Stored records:
⟨

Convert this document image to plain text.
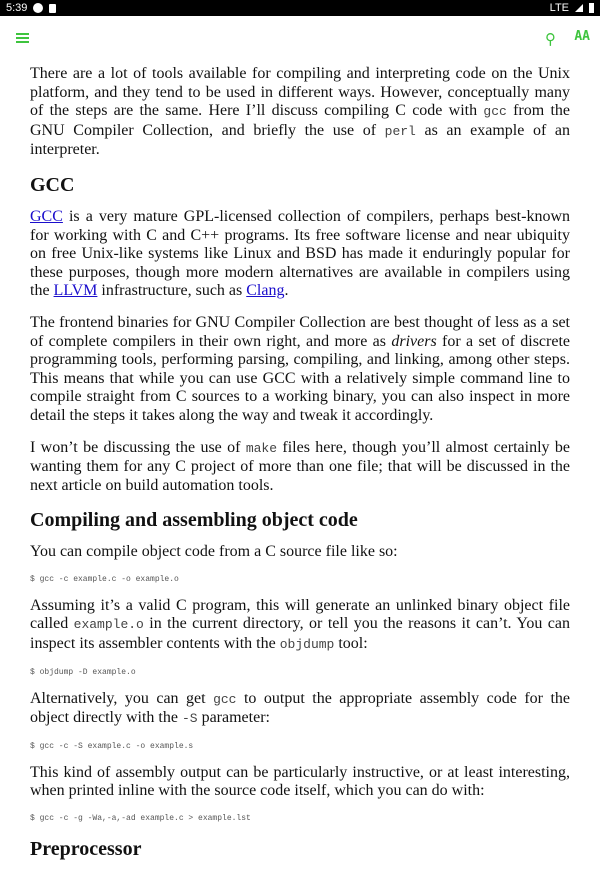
5:39	LTE
⚲ AA

There are a lot of tools available for compiling and interpreting code on the Unix platform, and they tend to be used in different ways. However, conceptually many of the steps are the same. Here I’ll discuss compiling C code with gcc from the GNU Compiler Collection, and briefly the use of perl as an example of an interpreter.

GCC

GCC is a very mature GPL-licensed collection of compilers, perhaps best-known for working with C and C++ programs. Its free software license and near ubiquity on free Unix-like systems like Linux and BSD has made it enduringly popular for these purposes, though more modern alternatives are available in compilers using the LLVM infrastructure, such as Clang.

The frontend binaries for GNU Compiler Collection are best thought of less as a set of complete compilers in their own right, and more as drivers for a set of discrete programming tools, performing parsing, compiling, and linking, among other steps. This means that while you can use GCC with a relatively simple command line to compile straight from C sources to a working binary, you can also inspect in more detail the steps it takes along the way and tweak it accordingly.

I won’t be discussing the use of make files here, though you’ll almost certainly be wanting them for any C project of more than one file; that will be discussed in the next article on build automation tools.

Compiling and assembling object code

You can compile object code from a C source file like so:

$ gcc -c example.c -o example.o

Assuming it’s a valid C program, this will generate an unlinked binary object file called example.o in the current directory, or tell you the reasons it can’t. You can inspect its assembler contents with the objdump tool:

$ objdump -D example.o

Alternatively, you can get gcc to output the appropriate assembly code for the object directly with the -S parameter:

$ gcc -c -S example.c -o example.s

This kind of assembly output can be particularly instructive, or at least interesting, when printed inline with the source code itself, which you can do with:

$ gcc -c -g -Wa,-a,-ad example.c > example.lst
Preprocessor
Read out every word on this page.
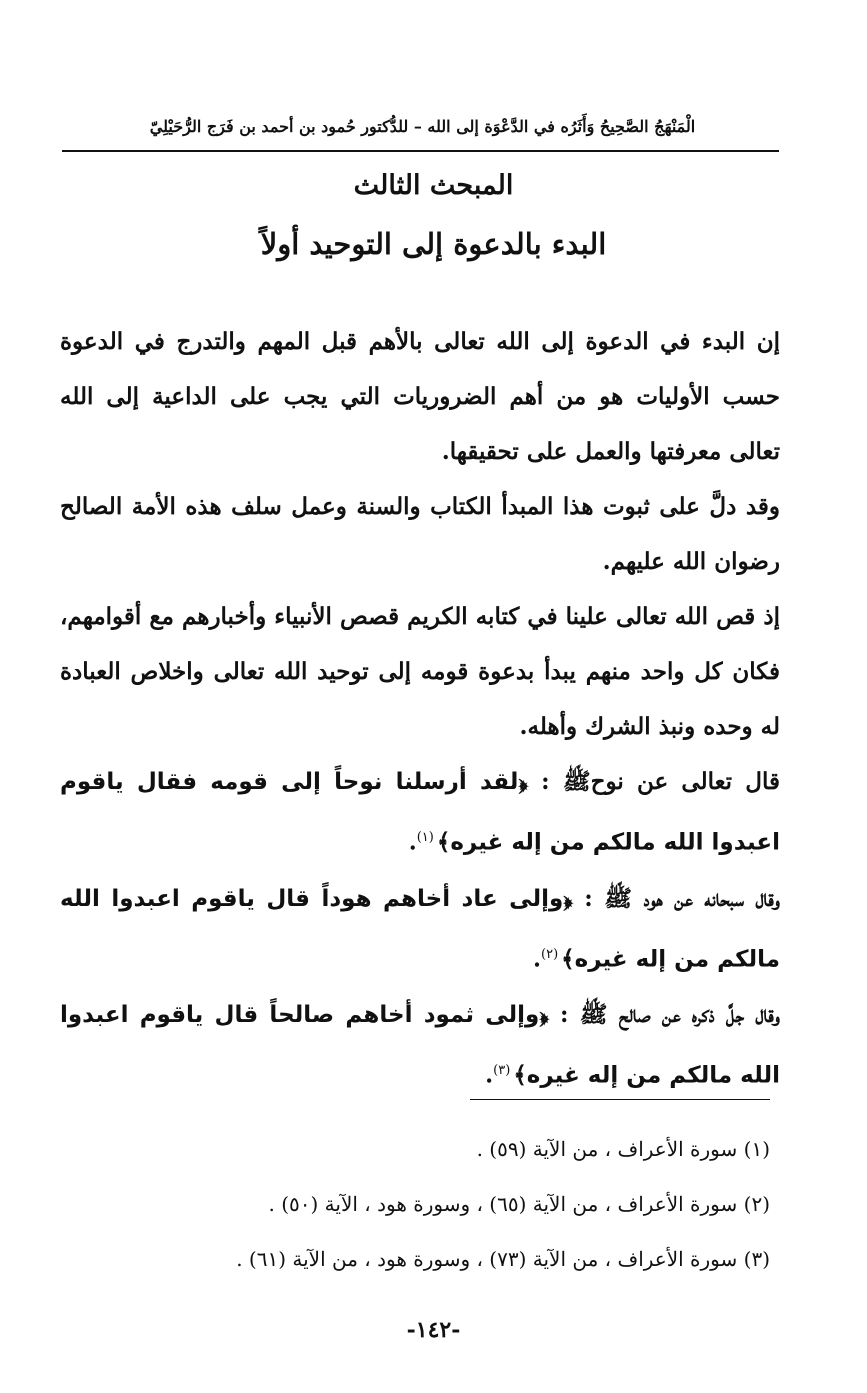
الْمَنْهَجُ الصَّحِيحُ وَأَثَرُه في الدَّعْوَة إلى الله – للدُّكتور حُمود بن أحمد بن فَرَج الرُّحَيْلِيّ
المبحث الثالث
البدء بالدعوة إلى التوحيد أولاً

إن البدء في الدعوة إلى الله تعالى بالأهم قبل المهم والتدرج في الدعوة حسب الأوليات هو من أهم الضروريات التي يجب على الداعية إلى الله تعالى معرفتها والعمل على تحقيقها.

وقد دلَّ على ثبوت هذا المبدأ الكتاب والسنة وعمل سلف هذه الأمة الصالح رضوان الله عليهم.

إذ قص الله تعالى علينا في كتابه الكريم قصص الأنبياء وأخبارهم مع أقوامهم، فكان كل واحد منهم يبدأ بدعوة قومه إلى توحيد الله تعالى واخلاص العبادة له وحده ونبذ الشرك وأهله.

قال تعالى عن نوحﷺ : ﴿لقد أرسلنا نوحاً إلى قومه فقال ياقوم اعبدوا الله مالكم من إله غيره﴾$^{(١)}$.

وقال سبحانه عن هود ﷺ : ﴿وإلى عاد أخاهم هوداً قال ياقوم اعبدوا الله مالكم من إله غيره﴾$^{(٢)}$.

وقال جلَّ ذكره عن صالح ﷺ : ﴿وإلى ثمود أخاهم صالحاً قال ياقوم اعبدوا الله مالكم من إله غيره﴾$^{(٣)}$.

(١) سورة الأعراف ، من الآية (٥٩) .

(٢) سورة الأعراف ، من الآية (٦٥) ، وسورة هود ، الآية (٥٠) .

(٣) سورة الأعراف ، من الآية (٧٣) ، وسورة هود ، من الآية (٦١) .

-١٤٢-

⟩

### [WORK REQUIRED]
From the listing above, pick out every line containing "example".

### [TASK RESPONSE]
There are a lot of tools available for compiling and interpreting code on the Unix platform, and they tend to be used in different ways. However, conceptually many of the steps are the same. Here I’ll discuss compiling C code with gcc from the GNU Compiler Collection, and briefly the use of perl as an example of an interpreter.
$ gcc -c example.c -o example.o
Assuming it’s a valid C program, this will generate an unlinked binary object file called example.o in the current directory, or tell you the reasons it can’t. You can inspect its assembler contents with the objdump tool:
$ objdump -D example.o
$ gcc -c -S example.c -o example.s
$ gcc -c -g -Wa,-a,-ad example.c > example.lst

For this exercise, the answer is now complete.